Task instructions: Output each line exactly as it appears, skipping any embedded picture.
——
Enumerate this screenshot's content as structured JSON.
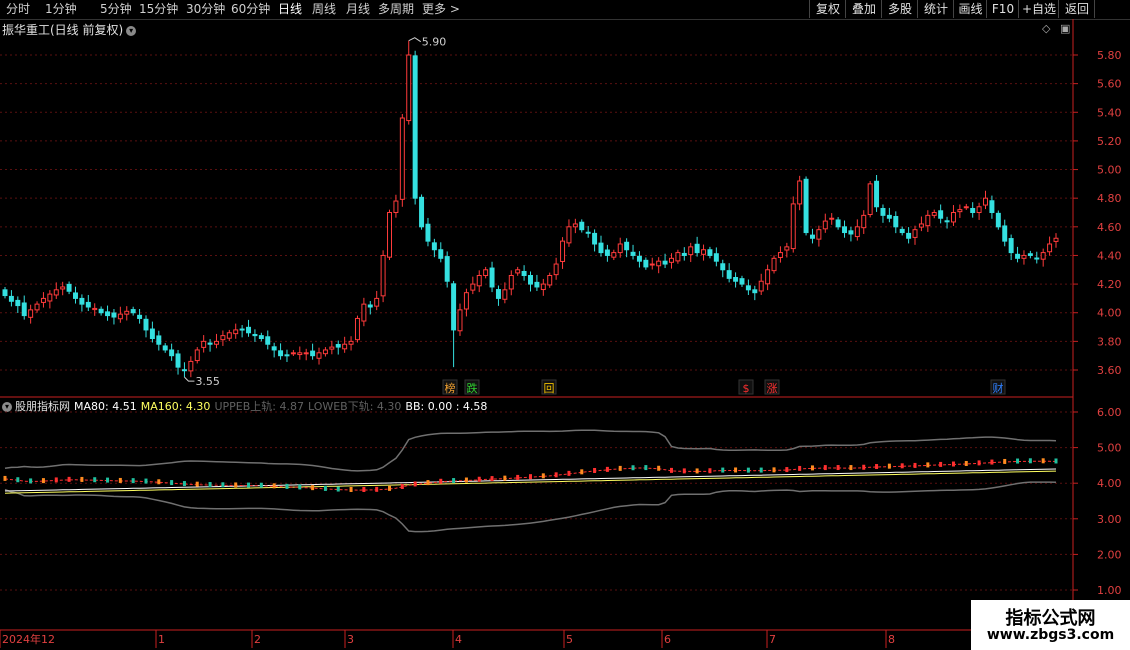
{
  "toolbar": {
    "periods": [
      "分时",
      "1分钟",
      "5分钟",
      "15分钟",
      "30分钟",
      "60分钟",
      "日线",
      "周线",
      "月线",
      "多周期",
      "更多 >"
    ],
    "active_period": "日线",
    "buttons": [
      "复权",
      "叠加",
      "多股",
      "统计",
      "画线",
      "F10",
      "+自选",
      "返回"
    ]
  },
  "main_chart": {
    "title": "振华重工(日线 前复权)",
    "high_label": "5.90",
    "low_label": "3.55",
    "y_ticks": [
      "5.80",
      "5.60",
      "5.40",
      "5.20",
      "5.00",
      "4.80",
      "4.60",
      "4.40",
      "4.20",
      "4.00",
      "3.80",
      "3.60"
    ],
    "markers": [
      {
        "text": "榜",
        "color": "#f0a030"
      },
      {
        "text": "跌",
        "color": "#30d030"
      },
      {
        "text": "回",
        "color": "#f0c000"
      },
      {
        "text": "$",
        "color": "#ff3030"
      },
      {
        "text": "涨",
        "color": "#ff3030"
      },
      {
        "text": "财",
        "color": "#3080ff"
      }
    ]
  },
  "indicator": {
    "name": "股朋指标网",
    "ma80": "MA80: 4.51",
    "ma160": "MA160: 4.30",
    "upper": "UPPEB上轨: 4.87",
    "lower": "LOWEB下轨: 4.30",
    "bb": "BB: 0.00 : 4.58",
    "y_ticks": [
      "6.00",
      "5.00",
      "4.00",
      "3.00",
      "2.00",
      "1.00"
    ]
  },
  "xaxis": {
    "labels": [
      "2024年12",
      "1",
      "2",
      "3",
      "4",
      "5",
      "6",
      "7",
      "8"
    ]
  },
  "colors": {
    "up": "#ff3b3b",
    "down": "#35e0e0",
    "axis": "#c82020",
    "ma80": "#ffffff",
    "ma160": "#ffff60"
  },
  "chart_data": {
    "type": "candlestick",
    "title": "振华重工(日线 前复权)",
    "ylim": [
      3.52,
      5.96
    ],
    "high": 5.9,
    "low": 3.55,
    "close_series": [
      4.12,
      4.08,
      4.05,
      3.98,
      4.02,
      4.06,
      4.1,
      4.13,
      4.16,
      4.18,
      4.15,
      4.1,
      4.06,
      4.04,
      4.03,
      4.0,
      3.98,
      3.97,
      3.99,
      4.01,
      4.0,
      3.96,
      3.88,
      3.82,
      3.78,
      3.74,
      3.7,
      3.62,
      3.6,
      3.66,
      3.74,
      3.8,
      3.78,
      3.8,
      3.84,
      3.86,
      3.88,
      3.88,
      3.86,
      3.84,
      3.82,
      3.78,
      3.74,
      3.7,
      3.7,
      3.72,
      3.72,
      3.72,
      3.7,
      3.72,
      3.74,
      3.76,
      3.76,
      3.78,
      3.8,
      3.96,
      4.06,
      4.04,
      4.1,
      4.4,
      4.7,
      4.78,
      5.36,
      5.8,
      4.8,
      4.6,
      4.5,
      4.44,
      4.38,
      4.22,
      3.88,
      4.02,
      4.14,
      4.2,
      4.26,
      4.3,
      4.18,
      4.1,
      4.16,
      4.26,
      4.3,
      4.26,
      4.2,
      4.18,
      4.2,
      4.26,
      4.34,
      4.5,
      4.6,
      4.62,
      4.58,
      4.56,
      4.48,
      4.42,
      4.4,
      4.42,
      4.48,
      4.44,
      4.4,
      4.36,
      4.32,
      4.34,
      4.36,
      4.34,
      4.38,
      4.42,
      4.4,
      4.46,
      4.42,
      4.44,
      4.4,
      4.36,
      4.3,
      4.24,
      4.22,
      4.2,
      4.16,
      4.14,
      4.22,
      4.3,
      4.38,
      4.42,
      4.46,
      4.76,
      4.92,
      4.56,
      4.52,
      4.58,
      4.64,
      4.66,
      4.6,
      4.56,
      4.55,
      4.6,
      4.68,
      4.9,
      4.74,
      4.68,
      4.66,
      4.6,
      4.56,
      4.52,
      4.58,
      4.62,
      4.68,
      4.7,
      4.66,
      4.64,
      4.7,
      4.72,
      4.74,
      4.7,
      4.74,
      4.8,
      4.7,
      4.6,
      4.5,
      4.42,
      4.38,
      4.4,
      4.4,
      4.38,
      4.42,
      4.48,
      4.52
    ]
  }
}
——
Written answer:
Enumerate this screenshot's content as structured JSON.
{
  "toolbar": {
    "periods": [
      "分时",
      "1分钟",
      "5分钟",
      "15分钟",
      "30分钟",
      "60分钟",
      "日线",
      "周线",
      "月线",
      "多周期",
      "更多 >"
    ],
    "active_period": "日线",
    "buttons": [
      "复权",
      "叠加",
      "多股",
      "统计",
      "画线",
      "F10",
      "+自选",
      "返回"
    ]
  },
  "main_chart": {
    "title": "振华重工(日线 前复权)",
    "high_label": "5.90",
    "low_label": "3.55",
    "y_ticks": [
      "5.80",
      "5.60",
      "5.40",
      "5.20",
      "5.00",
      "4.80",
      "4.60",
      "4.40",
      "4.20",
      "4.00",
      "3.80",
      "3.60"
    ],
    "markers": [
      {
        "text": "榜",
        "color": "#f0a030"
      },
      {
        "text": "跌",
        "color": "#30d030"
      },
      {
        "text": "回",
        "color": "#f0c000"
      },
      {
        "text": "$",
        "color": "#ff3030"
      },
      {
        "text": "涨",
        "color": "#ff3030"
      },
      {
        "text": "财",
        "color": "#3080ff"
      }
    ]
  },
  "indicator": {
    "name": "股朋指标网",
    "ma80": "MA80: 4.51",
    "ma160": "MA160: 4.30",
    "upper": "UPPEB上轨: 4.87",
    "lower": "LOWEB下轨: 4.30",
    "bb": "BB: 0.00 : 4.58",
    "y_ticks": [
      "6.00",
      "5.00",
      "4.00",
      "3.00",
      "2.00",
      "1.00"
    ]
  },
  "xaxis": {
    "labels": [
      "2024年12",
      "1",
      "2",
      "3",
      "4",
      "5",
      "6",
      "7",
      "8"
    ]
  },
  "colors": {
    "up": "#ff3b3b",
    "down": "#35e0e0",
    "axis": "#c82020",
    "ma80": "#ffffff",
    "ma160": "#ffff60"
  },
  "chart_data": {
    "type": "candlestick",
    "title": "振华重工(日线 前复权)",
    "ylim": [
      3.52,
      5.96
    ],
    "high": 5.9,
    "low": 3.55,
    "close_series": [
      4.12,
      4.08,
      4.05,
      3.98,
      4.02,
      4.06,
      4.1,
      4.13,
      4.16,
      4.18,
      4.15,
      4.1,
      4.06,
      4.04,
      4.03,
      4.0,
      3.98,
      3.97,
      3.99,
      4.01,
      4.0,
      3.96,
      3.88,
      3.82,
      3.78,
      3.74,
      3.7,
      3.62,
      3.6,
      3.66,
      3.74,
      3.8,
      3.78,
      3.8,
      3.84,
      3.86,
      3.88,
      3.88,
      3.86,
      3.84,
      3.82,
      3.78,
      3.74,
      3.7,
      3.7,
      3.72,
      3.72,
      3.72,
      3.7,
      3.72,
      3.74,
      3.76,
      3.76,
      3.78,
      3.8,
      3.96,
      4.06,
      4.04,
      4.1,
      4.4,
      4.7,
      4.78,
      5.36,
      5.8,
      4.8,
      4.6,
      4.5,
      4.44,
      4.38,
      4.22,
      3.88,
      4.02,
      4.14,
      4.2,
      4.26,
      4.3,
      4.18,
      4.1,
      4.16,
      4.26,
      4.3,
      4.26,
      4.2,
      4.18,
      4.2,
      4.26,
      4.34,
      4.5,
      4.6,
      4.62,
      4.58,
      4.56,
      4.48,
      4.42,
      4.4,
      4.42,
      4.48,
      4.44,
      4.4,
      4.36,
      4.32,
      4.34,
      4.36,
      4.34,
      4.38,
      4.42,
      4.4,
      4.46,
      4.42,
      4.44,
      4.4,
      4.36,
      4.3,
      4.24,
      4.22,
      4.2,
      4.16,
      4.14,
      4.22,
      4.3,
      4.38,
      4.42,
      4.46,
      4.76,
      4.92,
      4.56,
      4.52,
      4.58,
      4.64,
      4.66,
      4.6,
      4.56,
      4.55,
      4.6,
      4.68,
      4.9,
      4.74,
      4.68,
      4.66,
      4.6,
      4.56,
      4.52,
      4.58,
      4.62,
      4.68,
      4.7,
      4.66,
      4.64,
      4.7,
      4.72,
      4.74,
      4.7,
      4.74,
      4.8,
      4.7,
      4.6,
      4.5,
      4.42,
      4.38,
      4.4,
      4.4,
      4.38,
      4.42,
      4.48,
      4.52
    ]
  }
}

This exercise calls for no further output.